▶ **Written request**
Scan the data below and pick out the lines containing the word "Audio".

╔══

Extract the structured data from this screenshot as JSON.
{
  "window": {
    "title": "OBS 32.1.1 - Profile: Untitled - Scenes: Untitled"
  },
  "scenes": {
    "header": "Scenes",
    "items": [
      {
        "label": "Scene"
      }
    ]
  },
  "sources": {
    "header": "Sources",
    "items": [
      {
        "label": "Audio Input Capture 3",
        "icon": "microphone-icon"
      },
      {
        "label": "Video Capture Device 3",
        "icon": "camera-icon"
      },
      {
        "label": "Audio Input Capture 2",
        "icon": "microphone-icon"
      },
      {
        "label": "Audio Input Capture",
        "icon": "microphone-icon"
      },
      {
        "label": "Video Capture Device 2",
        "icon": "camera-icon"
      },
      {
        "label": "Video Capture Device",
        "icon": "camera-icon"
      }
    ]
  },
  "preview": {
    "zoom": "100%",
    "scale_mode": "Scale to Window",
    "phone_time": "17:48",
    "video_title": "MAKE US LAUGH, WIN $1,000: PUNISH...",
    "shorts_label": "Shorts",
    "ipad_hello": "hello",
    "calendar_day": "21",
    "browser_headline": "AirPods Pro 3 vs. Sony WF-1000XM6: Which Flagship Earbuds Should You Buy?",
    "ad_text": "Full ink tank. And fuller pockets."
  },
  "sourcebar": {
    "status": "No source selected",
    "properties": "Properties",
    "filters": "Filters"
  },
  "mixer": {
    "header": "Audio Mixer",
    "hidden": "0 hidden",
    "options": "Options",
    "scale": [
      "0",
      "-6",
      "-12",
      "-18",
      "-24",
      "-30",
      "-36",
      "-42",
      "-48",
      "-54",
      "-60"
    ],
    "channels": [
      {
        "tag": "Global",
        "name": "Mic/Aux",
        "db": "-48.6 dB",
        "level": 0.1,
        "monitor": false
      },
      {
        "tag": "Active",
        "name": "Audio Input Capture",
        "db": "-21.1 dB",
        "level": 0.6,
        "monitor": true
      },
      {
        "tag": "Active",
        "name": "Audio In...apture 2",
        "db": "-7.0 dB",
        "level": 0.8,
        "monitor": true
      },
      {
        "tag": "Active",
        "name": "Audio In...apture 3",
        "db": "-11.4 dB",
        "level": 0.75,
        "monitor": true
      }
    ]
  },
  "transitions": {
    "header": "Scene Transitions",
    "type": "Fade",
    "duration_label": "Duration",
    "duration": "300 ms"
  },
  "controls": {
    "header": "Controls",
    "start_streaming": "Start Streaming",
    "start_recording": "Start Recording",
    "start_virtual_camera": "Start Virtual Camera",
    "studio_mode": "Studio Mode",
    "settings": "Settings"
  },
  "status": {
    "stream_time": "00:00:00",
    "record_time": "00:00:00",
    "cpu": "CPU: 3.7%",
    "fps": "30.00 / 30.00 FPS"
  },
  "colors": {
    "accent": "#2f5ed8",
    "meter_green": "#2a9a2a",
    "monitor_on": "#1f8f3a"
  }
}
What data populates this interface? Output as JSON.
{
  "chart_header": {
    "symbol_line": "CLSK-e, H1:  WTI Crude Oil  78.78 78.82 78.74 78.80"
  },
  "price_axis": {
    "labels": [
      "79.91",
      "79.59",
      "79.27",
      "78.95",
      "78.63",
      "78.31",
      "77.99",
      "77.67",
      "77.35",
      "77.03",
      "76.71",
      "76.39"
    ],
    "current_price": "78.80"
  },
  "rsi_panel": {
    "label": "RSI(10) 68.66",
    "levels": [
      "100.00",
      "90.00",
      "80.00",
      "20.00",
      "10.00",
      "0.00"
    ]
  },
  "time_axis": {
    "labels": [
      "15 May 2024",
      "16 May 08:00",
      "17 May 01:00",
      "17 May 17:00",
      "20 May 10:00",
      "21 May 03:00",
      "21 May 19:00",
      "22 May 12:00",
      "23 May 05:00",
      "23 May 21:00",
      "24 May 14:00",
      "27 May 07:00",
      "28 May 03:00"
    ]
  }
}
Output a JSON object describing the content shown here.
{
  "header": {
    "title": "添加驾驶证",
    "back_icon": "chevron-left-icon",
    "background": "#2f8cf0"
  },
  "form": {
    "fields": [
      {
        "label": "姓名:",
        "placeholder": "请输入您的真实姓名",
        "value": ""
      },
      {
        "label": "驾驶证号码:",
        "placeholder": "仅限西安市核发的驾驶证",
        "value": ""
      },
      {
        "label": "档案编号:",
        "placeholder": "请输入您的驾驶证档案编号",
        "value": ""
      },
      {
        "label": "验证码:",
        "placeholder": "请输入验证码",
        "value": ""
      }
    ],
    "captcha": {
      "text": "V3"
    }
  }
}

╚══

▶ **Reply**
        "label": "Audio Input Capture 3",
        "label": "Audio Input Capture 2",
        "label": "Audio Input Capture",
    "header": "Audio Mixer",
        "name": "Audio Input Capture",
        "name": "Audio In...apture 2",
        "name": "Audio In...apture 3",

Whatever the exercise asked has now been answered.